Stored items
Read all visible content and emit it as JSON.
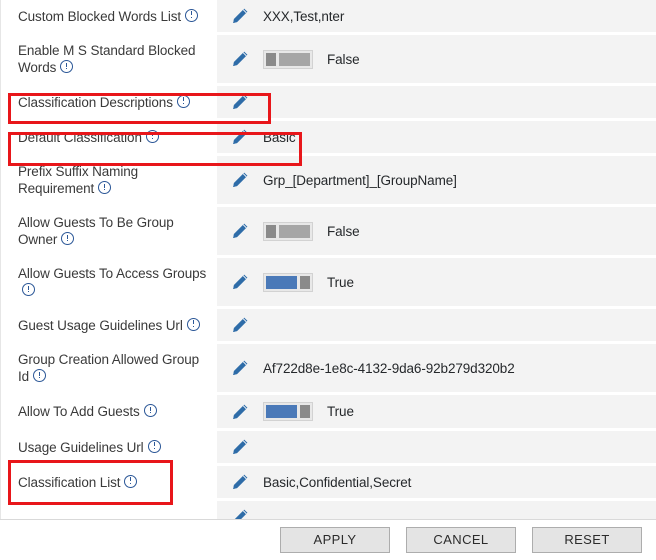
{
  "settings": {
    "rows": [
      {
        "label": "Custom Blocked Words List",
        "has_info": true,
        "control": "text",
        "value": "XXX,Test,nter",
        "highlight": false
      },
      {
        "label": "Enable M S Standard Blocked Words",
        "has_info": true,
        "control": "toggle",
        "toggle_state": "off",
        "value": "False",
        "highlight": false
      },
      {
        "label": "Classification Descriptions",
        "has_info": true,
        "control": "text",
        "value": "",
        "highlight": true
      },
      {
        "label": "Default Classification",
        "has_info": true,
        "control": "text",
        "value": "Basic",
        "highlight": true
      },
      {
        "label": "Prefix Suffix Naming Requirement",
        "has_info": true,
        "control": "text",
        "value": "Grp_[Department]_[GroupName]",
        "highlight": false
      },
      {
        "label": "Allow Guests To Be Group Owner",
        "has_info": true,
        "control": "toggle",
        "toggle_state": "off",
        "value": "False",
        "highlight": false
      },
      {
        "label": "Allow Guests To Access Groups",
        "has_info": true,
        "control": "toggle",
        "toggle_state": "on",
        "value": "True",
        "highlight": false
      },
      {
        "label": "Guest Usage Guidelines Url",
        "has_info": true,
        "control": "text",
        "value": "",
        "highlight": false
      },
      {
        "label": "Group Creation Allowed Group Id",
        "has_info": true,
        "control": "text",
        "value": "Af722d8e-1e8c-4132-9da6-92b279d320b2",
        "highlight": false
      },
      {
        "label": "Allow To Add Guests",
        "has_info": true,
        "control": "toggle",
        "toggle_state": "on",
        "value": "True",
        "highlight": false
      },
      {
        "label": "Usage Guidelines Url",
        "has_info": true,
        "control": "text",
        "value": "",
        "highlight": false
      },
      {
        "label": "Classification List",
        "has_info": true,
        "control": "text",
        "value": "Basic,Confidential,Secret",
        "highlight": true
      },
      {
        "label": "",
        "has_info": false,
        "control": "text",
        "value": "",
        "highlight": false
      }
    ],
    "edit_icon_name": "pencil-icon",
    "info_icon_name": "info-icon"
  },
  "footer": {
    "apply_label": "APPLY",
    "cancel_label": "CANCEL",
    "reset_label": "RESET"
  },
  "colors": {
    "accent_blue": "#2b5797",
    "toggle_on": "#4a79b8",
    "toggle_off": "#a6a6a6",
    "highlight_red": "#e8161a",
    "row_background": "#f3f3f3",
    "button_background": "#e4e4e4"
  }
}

AIM OF THE EXERCISE
In the material above, find the lines that contain "Words" and show them.

THE REPLY
        "label": "Custom Blocked Words List",
        "label": "Enable M S Standard Blocked Words",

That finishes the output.